● **SHORT EXERCISE**
Copy whichever lines contain the string "Jürgen".

■ ■ ■ ■

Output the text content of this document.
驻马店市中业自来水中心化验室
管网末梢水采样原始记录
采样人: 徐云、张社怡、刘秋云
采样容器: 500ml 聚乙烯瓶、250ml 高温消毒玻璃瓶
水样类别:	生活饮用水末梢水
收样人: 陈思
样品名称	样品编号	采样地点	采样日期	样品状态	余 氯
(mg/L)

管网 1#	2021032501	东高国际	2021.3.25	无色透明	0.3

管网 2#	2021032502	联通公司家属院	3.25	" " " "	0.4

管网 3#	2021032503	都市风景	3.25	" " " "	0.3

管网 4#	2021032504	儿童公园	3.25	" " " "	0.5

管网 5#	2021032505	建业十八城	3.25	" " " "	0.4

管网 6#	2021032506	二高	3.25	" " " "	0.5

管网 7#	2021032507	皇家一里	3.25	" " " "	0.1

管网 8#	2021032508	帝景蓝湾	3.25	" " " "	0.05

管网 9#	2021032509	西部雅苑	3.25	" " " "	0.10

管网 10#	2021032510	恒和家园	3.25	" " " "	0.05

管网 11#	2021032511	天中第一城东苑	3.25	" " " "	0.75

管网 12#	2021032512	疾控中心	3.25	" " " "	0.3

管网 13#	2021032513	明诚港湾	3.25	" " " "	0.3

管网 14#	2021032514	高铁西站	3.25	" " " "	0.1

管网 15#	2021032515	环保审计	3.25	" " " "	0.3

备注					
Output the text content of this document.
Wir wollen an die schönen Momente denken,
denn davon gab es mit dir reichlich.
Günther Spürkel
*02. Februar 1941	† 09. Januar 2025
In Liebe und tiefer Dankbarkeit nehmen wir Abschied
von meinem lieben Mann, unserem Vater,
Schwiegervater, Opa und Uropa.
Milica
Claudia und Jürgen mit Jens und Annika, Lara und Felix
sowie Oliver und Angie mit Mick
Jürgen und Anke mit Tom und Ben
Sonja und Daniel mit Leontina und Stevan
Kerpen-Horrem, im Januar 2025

■ ■ ■ ■

● **OUTPUT OF THE TASK**
Claudia und Jürgen mit Jens und Annika, Lara und Felix
Jürgen und Anke mit Tom und Ben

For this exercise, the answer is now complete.